** Start of DATASET CONTENT **
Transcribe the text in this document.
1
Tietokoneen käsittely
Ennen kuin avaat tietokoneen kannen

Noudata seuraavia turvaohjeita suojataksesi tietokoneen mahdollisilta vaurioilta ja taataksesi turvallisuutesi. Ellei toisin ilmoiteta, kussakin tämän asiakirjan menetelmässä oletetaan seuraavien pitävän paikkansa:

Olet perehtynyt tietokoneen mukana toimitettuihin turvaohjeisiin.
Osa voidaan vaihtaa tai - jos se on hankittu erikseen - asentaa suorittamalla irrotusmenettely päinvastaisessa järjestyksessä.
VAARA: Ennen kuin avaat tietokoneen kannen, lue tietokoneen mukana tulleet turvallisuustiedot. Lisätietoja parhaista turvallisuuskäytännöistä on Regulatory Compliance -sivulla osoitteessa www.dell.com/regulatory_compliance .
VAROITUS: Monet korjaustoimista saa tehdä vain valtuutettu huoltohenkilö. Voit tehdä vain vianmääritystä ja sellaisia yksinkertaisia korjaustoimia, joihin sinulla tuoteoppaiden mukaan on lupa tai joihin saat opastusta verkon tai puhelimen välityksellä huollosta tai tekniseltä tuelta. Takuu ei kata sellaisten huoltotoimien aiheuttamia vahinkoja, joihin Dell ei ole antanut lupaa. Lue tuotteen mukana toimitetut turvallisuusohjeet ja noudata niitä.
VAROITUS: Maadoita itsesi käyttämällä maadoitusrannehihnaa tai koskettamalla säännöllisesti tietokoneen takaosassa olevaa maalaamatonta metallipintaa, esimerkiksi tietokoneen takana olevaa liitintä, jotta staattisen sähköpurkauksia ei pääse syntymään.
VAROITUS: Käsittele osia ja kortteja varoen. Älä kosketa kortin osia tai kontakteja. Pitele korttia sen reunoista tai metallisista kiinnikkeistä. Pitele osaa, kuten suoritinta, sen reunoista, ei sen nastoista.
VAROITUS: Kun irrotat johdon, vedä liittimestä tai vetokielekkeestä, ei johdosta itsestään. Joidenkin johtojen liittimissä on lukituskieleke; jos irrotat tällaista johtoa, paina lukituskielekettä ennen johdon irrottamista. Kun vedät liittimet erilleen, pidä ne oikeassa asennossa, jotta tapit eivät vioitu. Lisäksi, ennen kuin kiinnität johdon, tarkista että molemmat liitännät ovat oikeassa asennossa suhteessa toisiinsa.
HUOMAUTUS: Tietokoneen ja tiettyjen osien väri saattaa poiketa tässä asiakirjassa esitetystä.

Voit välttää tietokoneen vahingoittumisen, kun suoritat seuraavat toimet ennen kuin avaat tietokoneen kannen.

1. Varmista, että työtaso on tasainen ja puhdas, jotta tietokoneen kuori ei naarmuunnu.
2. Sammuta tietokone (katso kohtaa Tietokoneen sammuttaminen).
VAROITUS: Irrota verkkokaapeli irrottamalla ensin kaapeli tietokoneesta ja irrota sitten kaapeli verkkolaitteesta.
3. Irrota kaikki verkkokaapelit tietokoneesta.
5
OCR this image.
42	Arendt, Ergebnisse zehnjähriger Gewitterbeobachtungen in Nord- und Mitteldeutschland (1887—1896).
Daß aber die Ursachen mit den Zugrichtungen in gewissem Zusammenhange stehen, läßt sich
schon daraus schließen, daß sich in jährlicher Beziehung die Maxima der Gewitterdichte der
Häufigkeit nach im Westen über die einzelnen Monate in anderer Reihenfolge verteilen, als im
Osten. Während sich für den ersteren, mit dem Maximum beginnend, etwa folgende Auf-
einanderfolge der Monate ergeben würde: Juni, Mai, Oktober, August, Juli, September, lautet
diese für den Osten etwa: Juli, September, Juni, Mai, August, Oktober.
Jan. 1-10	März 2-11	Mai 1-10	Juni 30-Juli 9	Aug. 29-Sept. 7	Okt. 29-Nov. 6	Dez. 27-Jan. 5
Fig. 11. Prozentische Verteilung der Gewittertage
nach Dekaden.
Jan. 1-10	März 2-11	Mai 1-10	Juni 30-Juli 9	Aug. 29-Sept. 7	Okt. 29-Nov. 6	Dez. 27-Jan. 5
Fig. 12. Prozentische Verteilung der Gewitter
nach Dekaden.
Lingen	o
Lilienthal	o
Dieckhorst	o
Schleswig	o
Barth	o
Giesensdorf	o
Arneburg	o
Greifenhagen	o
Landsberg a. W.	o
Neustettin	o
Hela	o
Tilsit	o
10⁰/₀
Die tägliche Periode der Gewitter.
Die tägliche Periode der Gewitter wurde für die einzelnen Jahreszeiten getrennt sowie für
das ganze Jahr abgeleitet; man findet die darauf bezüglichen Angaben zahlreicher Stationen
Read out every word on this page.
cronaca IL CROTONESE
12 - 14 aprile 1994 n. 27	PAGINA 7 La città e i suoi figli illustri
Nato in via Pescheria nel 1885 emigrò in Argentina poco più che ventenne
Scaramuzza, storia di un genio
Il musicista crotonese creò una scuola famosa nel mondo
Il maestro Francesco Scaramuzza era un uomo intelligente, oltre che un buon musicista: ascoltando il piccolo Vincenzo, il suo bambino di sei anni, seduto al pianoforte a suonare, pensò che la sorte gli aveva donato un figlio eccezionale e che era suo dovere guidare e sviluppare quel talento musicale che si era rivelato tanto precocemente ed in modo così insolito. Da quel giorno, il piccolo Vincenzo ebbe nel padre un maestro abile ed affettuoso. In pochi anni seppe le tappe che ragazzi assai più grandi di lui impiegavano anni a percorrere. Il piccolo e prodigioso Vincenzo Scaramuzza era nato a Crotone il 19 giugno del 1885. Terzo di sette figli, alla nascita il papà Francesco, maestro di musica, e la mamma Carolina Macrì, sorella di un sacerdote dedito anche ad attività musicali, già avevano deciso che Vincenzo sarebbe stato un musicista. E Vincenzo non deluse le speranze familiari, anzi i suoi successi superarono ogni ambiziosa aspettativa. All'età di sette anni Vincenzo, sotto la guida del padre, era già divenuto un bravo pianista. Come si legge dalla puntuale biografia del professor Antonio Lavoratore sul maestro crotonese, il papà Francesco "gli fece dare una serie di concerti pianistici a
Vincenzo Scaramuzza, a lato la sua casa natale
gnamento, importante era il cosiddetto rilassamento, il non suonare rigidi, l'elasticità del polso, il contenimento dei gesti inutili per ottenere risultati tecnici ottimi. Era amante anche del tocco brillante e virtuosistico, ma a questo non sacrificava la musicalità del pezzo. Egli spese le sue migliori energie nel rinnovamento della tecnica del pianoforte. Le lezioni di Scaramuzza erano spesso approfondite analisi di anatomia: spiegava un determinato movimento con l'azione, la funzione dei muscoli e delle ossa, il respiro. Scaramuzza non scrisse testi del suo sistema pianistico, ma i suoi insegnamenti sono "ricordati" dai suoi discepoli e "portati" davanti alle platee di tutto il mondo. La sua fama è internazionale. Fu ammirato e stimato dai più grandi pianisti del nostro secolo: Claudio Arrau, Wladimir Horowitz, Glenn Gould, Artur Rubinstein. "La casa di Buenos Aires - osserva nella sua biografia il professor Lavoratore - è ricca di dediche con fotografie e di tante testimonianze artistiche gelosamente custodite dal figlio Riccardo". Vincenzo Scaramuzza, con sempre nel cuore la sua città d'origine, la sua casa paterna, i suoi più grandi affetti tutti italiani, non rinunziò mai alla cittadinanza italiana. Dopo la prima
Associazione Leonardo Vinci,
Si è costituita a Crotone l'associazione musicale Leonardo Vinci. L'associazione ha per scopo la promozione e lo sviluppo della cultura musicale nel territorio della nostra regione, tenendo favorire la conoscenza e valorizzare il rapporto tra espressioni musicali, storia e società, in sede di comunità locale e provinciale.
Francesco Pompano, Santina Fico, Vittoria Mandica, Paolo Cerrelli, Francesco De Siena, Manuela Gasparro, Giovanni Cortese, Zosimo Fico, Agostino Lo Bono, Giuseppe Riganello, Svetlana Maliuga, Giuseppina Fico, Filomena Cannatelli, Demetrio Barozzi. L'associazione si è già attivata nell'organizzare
** End of DATASET CONTENT **
* THE PROBLEM
Copy out every line from the records that has the word "että".

* ANSWER FOR THE TASK
VAROITUS: Kun irrotat johdon, vedä liittimestä tai vetokielekkeestä, ei johdosta itsestään. Joidenkin johtojen liittimissä on lukituskieleke; jos irrotat tällaista johtoa, paina lukituskielekettä ennen johdon irrottamista. Kun vedät liittimet erilleen, pidä ne oikeassa asennossa, jotta tapit eivät vioitu. Lisäksi, ennen kuin kiinnität johdon, tarkista että molemmat liitännät ovat oikeassa asennossa suhteessa toisiinsa.
1. Varmista, että työtaso on tasainen ja puhdas, jotta tietokoneen kuori ei naarmuunnu.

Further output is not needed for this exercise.